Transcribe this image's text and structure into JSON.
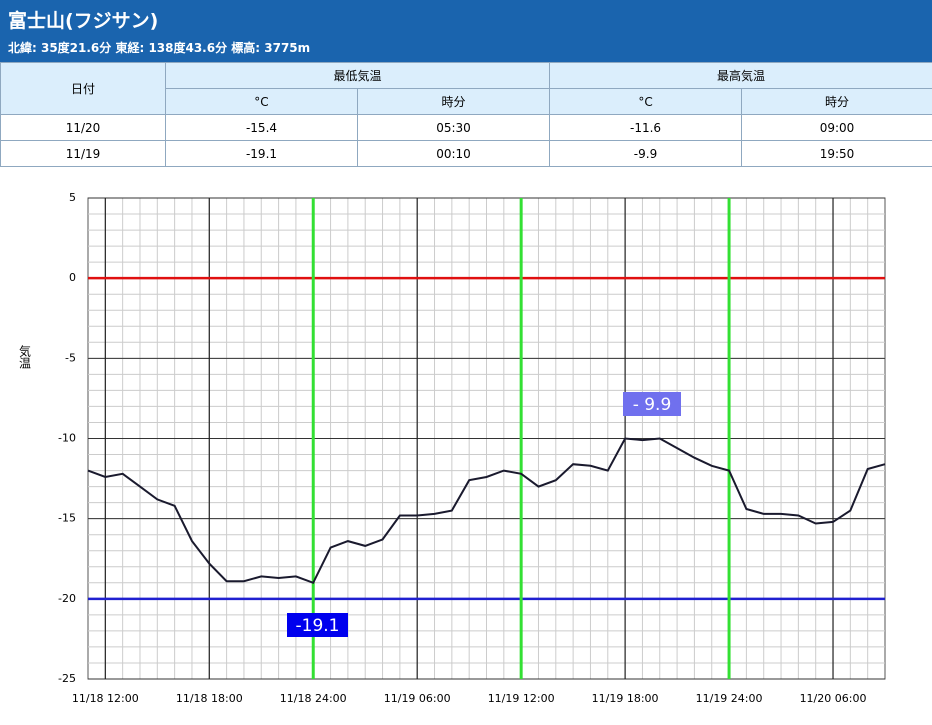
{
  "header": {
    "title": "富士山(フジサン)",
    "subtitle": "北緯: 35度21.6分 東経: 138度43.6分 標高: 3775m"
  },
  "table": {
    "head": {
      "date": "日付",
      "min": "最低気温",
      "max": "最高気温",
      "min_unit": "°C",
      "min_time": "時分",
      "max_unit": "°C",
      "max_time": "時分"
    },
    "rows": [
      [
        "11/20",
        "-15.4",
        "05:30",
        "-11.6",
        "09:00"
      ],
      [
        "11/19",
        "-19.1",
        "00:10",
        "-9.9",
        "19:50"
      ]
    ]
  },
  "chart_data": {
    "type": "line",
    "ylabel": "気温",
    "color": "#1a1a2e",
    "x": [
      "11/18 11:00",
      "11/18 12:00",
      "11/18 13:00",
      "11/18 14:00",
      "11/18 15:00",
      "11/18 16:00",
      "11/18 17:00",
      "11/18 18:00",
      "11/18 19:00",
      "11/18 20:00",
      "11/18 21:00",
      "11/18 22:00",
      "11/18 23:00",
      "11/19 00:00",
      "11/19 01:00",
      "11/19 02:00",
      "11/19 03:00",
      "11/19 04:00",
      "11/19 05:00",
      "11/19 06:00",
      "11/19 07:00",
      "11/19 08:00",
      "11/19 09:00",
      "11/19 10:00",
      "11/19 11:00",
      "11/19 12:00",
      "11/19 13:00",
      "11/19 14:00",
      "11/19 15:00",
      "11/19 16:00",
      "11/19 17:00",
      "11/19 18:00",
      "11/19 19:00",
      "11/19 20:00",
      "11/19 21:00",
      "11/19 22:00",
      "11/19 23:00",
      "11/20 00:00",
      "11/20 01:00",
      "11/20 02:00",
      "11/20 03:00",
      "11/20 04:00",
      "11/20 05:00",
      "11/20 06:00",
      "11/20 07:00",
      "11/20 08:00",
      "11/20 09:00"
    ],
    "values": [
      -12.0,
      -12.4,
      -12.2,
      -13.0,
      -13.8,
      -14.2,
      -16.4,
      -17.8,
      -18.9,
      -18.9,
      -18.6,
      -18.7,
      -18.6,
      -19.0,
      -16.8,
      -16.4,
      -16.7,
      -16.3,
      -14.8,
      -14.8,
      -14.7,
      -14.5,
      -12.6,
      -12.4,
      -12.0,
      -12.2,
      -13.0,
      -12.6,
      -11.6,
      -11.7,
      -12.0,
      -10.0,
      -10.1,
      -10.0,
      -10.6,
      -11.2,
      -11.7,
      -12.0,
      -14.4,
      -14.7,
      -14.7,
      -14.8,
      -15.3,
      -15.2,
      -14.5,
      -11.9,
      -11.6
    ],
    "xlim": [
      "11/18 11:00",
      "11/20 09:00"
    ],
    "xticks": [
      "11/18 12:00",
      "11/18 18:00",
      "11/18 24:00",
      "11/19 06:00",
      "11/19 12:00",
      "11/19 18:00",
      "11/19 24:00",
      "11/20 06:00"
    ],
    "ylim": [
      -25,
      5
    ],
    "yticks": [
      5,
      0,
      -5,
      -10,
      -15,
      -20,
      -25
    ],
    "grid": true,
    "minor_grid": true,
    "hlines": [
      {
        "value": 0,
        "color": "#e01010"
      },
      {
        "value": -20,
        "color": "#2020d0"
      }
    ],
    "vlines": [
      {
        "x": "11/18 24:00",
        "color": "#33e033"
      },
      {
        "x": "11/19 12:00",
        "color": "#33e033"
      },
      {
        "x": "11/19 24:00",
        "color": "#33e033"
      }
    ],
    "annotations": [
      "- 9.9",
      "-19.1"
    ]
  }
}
____________
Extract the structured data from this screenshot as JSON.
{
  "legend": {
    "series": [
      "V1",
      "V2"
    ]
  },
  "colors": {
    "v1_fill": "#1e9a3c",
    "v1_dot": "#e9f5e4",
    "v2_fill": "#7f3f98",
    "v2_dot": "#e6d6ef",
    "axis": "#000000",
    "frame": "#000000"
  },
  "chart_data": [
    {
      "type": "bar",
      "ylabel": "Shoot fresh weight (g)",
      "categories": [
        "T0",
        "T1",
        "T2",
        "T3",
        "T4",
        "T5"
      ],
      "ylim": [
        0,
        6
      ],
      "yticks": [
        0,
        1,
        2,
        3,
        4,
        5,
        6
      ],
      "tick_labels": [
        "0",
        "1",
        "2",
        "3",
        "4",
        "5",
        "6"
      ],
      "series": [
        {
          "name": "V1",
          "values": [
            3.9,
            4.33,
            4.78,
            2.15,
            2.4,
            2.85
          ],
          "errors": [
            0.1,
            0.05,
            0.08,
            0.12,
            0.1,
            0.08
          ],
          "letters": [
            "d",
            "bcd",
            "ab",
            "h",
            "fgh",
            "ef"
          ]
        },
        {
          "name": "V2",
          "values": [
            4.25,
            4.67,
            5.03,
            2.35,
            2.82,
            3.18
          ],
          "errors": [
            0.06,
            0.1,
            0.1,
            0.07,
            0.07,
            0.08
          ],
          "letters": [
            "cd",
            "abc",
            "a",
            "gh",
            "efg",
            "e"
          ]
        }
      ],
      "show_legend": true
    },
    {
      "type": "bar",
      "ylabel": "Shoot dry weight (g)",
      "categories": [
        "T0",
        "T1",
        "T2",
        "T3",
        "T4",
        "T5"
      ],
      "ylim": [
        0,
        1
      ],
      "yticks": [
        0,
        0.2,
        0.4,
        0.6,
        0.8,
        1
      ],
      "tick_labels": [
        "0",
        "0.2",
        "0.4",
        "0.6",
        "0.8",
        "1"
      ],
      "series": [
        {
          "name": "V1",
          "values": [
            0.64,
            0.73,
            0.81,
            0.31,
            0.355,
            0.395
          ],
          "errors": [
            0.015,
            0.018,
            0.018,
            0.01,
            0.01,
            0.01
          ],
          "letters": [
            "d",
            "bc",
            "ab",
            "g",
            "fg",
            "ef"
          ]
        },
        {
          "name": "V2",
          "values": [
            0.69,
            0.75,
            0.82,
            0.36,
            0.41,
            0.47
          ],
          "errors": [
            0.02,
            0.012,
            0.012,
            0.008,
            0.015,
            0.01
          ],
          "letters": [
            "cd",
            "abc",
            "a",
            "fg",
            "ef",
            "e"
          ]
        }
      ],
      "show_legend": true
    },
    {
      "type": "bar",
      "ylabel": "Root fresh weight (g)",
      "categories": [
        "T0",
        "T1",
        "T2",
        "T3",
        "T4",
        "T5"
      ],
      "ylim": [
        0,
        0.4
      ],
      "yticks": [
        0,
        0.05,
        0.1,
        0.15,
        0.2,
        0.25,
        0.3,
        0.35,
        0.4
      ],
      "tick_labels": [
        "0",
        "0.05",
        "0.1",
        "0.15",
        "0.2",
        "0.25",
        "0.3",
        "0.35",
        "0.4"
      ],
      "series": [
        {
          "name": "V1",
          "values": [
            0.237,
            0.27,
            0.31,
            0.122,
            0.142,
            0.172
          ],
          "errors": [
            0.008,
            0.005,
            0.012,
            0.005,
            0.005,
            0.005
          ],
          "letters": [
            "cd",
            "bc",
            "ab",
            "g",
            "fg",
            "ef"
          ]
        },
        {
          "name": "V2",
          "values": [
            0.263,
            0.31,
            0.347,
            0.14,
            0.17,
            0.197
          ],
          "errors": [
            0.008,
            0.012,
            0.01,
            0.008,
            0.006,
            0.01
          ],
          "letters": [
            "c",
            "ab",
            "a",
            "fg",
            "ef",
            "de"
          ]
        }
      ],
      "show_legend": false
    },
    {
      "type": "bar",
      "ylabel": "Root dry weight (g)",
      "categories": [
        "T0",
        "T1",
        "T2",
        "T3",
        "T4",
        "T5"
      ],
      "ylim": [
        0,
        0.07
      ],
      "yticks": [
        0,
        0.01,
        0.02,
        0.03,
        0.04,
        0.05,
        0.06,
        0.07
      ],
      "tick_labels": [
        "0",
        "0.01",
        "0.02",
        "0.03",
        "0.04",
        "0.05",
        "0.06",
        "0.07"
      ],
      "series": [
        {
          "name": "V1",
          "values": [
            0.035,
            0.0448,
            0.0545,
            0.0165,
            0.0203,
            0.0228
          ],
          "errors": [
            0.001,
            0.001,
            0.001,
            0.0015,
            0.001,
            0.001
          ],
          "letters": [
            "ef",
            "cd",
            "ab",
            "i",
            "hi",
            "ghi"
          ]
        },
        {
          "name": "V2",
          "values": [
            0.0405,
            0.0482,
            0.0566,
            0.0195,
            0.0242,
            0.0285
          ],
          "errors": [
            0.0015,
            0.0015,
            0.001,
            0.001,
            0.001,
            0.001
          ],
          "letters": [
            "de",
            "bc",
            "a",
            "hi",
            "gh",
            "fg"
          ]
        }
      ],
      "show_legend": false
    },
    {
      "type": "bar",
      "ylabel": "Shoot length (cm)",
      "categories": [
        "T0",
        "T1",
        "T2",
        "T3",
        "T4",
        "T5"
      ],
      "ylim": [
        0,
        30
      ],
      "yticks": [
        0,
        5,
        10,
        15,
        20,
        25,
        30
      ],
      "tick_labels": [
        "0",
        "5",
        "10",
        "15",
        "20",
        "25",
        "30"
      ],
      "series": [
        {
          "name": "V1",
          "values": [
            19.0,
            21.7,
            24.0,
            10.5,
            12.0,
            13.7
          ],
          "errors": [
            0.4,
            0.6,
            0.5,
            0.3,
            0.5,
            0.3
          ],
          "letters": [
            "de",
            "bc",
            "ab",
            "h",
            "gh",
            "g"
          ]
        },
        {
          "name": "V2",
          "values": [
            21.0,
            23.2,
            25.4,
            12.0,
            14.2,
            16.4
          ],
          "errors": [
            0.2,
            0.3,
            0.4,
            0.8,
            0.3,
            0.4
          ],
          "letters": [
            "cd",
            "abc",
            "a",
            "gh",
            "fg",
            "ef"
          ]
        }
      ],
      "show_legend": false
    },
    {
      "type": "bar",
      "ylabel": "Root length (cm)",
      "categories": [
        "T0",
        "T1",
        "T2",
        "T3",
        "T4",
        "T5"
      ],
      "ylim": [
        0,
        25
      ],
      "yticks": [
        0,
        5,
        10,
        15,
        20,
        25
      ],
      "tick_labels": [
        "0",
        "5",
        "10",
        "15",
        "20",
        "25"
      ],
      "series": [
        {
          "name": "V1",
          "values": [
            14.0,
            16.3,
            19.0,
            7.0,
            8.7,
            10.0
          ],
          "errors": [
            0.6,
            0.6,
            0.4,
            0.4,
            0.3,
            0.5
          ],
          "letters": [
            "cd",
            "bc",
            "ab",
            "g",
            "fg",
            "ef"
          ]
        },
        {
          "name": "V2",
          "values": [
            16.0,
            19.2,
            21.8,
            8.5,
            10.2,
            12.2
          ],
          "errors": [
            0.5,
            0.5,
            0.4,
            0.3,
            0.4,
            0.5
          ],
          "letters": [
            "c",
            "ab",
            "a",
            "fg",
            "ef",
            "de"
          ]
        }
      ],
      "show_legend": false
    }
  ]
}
____________
> **WORK INSTRUCTIONS**
Report how many lines in these entries contain "weight". Answer with the number only.

> **COMPLETED EXERCISE**
4